--- Start Records provided ---
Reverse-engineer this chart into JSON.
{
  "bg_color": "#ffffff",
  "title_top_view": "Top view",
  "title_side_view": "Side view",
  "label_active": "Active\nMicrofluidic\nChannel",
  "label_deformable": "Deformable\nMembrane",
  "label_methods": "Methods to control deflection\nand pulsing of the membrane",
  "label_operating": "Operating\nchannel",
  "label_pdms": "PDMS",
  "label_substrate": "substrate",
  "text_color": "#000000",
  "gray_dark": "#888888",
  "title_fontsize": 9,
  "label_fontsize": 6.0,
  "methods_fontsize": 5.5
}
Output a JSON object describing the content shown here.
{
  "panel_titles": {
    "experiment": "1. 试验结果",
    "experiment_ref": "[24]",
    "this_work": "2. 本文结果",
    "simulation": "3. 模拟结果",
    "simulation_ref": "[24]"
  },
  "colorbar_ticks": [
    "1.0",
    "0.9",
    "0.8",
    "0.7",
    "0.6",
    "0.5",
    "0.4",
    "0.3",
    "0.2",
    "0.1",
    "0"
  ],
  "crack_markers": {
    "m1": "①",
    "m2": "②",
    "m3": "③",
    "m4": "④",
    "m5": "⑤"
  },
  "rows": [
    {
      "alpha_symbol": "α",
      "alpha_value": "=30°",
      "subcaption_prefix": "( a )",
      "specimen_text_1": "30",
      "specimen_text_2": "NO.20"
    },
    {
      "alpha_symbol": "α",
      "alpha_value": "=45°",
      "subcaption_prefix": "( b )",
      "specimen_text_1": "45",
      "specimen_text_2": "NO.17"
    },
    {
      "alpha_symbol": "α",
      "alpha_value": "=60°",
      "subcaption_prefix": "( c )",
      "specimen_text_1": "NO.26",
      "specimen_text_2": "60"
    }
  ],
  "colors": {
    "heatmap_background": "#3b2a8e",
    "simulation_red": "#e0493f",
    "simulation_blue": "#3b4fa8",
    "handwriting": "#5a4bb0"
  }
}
--- End Records provided ---
**What the exercise asks:**
Give the listing above again, word for word.

**Answer to the task:**
Reverse-engineer this chart into JSON.
{
  "bg_color": "#ffffff",
  "title_top_view": "Top view",
  "title_side_view": "Side view",
  "label_active": "Active\nMicrofluidic\nChannel",
  "label_deformable": "Deformable\nMembrane",
  "label_methods": "Methods to control deflection\nand pulsing of the membrane",
  "label_operating": "Operating\nchannel",
  "label_pdms": "PDMS",
  "label_substrate": "substrate",
  "text_color": "#000000",
  "gray_dark": "#888888",
  "title_fontsize": 9,
  "label_fontsize": 6.0,
  "methods_fontsize": 5.5
}
Output a JSON object describing the content shown here.
{
  "panel_titles": {
    "experiment": "1. 试验结果",
    "experiment_ref": "[24]",
    "this_work": "2. 本文结果",
    "simulation": "3. 模拟结果",
    "simulation_ref": "[24]"
  },
  "colorbar_ticks": [
    "1.0",
    "0.9",
    "0.8",
    "0.7",
    "0.6",
    "0.5",
    "0.4",
    "0.3",
    "0.2",
    "0.1",
    "0"
  ],
  "crack_markers": {
    "m1": "①",
    "m2": "②",
    "m3": "③",
    "m4": "④",
    "m5": "⑤"
  },
  "rows": [
    {
      "alpha_symbol": "α",
      "alpha_value": "=30°",
      "subcaption_prefix": "( a )",
      "specimen_text_1": "30",
      "specimen_text_2": "NO.20"
    },
    {
      "alpha_symbol": "α",
      "alpha_value": "=45°",
      "subcaption_prefix": "( b )",
      "specimen_text_1": "45",
      "specimen_text_2": "NO.17"
    },
    {
      "alpha_symbol": "α",
      "alpha_value": "=60°",
      "subcaption_prefix": "( c )",
      "specimen_text_1": "NO.26",
      "specimen_text_2": "60"
    }
  ],
  "colors": {
    "heatmap_background": "#3b2a8e",
    "simulation_red": "#e0493f",
    "simulation_blue": "#3b4fa8",
    "handwriting": "#5a4bb0"
  }
}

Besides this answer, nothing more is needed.